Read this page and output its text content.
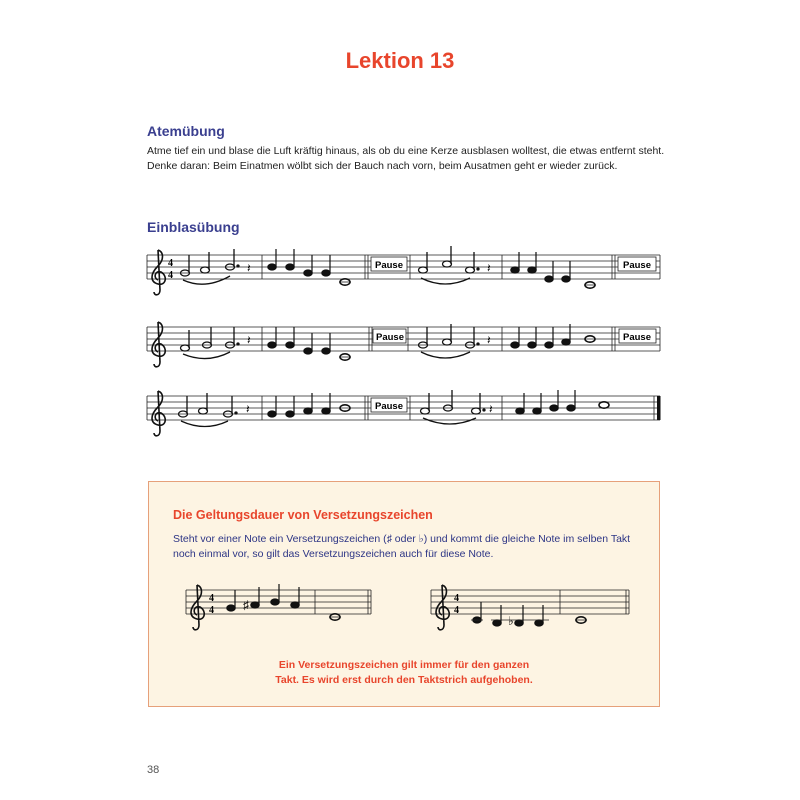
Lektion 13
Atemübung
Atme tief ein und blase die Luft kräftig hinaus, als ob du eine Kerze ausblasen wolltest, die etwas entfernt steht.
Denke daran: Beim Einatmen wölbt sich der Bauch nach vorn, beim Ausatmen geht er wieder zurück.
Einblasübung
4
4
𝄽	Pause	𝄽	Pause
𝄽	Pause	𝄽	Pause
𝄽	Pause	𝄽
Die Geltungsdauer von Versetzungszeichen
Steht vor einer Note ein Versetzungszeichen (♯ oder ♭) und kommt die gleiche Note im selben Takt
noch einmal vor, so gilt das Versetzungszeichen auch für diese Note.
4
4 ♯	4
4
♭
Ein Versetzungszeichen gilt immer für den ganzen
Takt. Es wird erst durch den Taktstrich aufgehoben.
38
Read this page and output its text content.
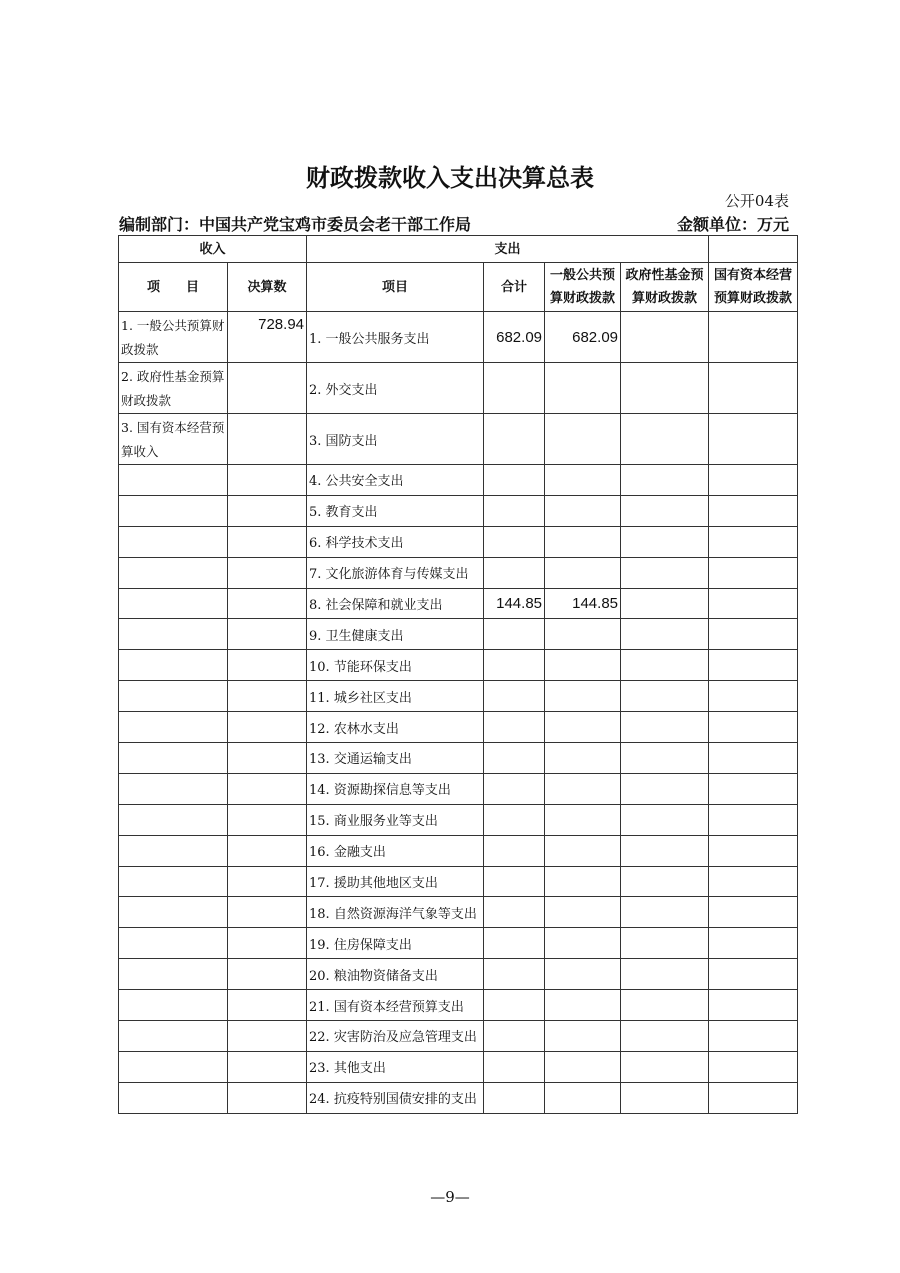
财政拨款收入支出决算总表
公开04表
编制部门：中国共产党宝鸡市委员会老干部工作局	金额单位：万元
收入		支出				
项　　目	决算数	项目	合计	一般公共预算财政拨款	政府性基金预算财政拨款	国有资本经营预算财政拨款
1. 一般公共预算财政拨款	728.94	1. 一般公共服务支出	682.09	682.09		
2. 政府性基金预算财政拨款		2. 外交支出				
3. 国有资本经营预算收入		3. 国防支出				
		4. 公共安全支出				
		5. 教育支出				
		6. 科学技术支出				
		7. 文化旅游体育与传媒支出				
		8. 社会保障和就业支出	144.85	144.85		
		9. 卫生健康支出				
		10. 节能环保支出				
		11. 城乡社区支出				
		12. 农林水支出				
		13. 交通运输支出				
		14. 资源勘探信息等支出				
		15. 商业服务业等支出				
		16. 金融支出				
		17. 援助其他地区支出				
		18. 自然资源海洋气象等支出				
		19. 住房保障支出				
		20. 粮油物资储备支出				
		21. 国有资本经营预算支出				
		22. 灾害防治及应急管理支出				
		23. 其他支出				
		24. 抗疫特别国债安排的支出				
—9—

EXERCISE OBJECTIVE:
Transcribe every entry word for word, but skip the pictures.

EXPECTED ANSWER:
Read this page and output its text content.
Lektion 13
Atemübung
Atme tief ein und blase die Luft kräftig hinaus, als ob du eine Kerze ausblasen wolltest, die etwas entfernt steht.
Denke daran: Beim Einatmen wölbt sich der Bauch nach vorn, beim Ausatmen geht er wieder zurück.
Einblasübung
4
4
𝄽	Pause	𝄽	Pause
𝄽	Pause	𝄽	Pause
𝄽	Pause	𝄽
Die Geltungsdauer von Versetzungszeichen
Steht vor einer Note ein Versetzungszeichen (♯ oder ♭) und kommt die gleiche Note im selben Takt
noch einmal vor, so gilt das Versetzungszeichen auch für diese Note.
4
4 ♯	4
4
♭
Ein Versetzungszeichen gilt immer für den ganzen
Takt. Es wird erst durch den Taktstrich aufgehoben.
38
Read this page and output its text content.
财政拨款收入支出决算总表
公开04表
编制部门：中国共产党宝鸡市委员会老干部工作局	金额单位：万元
收入		支出				
项　　目	决算数	项目	合计	一般公共预算财政拨款	政府性基金预算财政拨款	国有资本经营预算财政拨款
1. 一般公共预算财政拨款	728.94	1. 一般公共服务支出	682.09	682.09		
2. 政府性基金预算财政拨款		2. 外交支出				
3. 国有资本经营预算收入		3. 国防支出				
		4. 公共安全支出				
		5. 教育支出				
		6. 科学技术支出				
		7. 文化旅游体育与传媒支出				
		8. 社会保障和就业支出	144.85	144.85		
		9. 卫生健康支出				
		10. 节能环保支出				
		11. 城乡社区支出				
		12. 农林水支出				
		13. 交通运输支出				
		14. 资源勘探信息等支出				
		15. 商业服务业等支出				
		16. 金融支出				
		17. 援助其他地区支出				
		18. 自然资源海洋气象等支出				
		19. 住房保障支出				
		20. 粮油物资储备支出				
		21. 国有资本经营预算支出				
		22. 灾害防治及应急管理支出				
		23. 其他支出				
		24. 抗疫特别国债安排的支出				
—9—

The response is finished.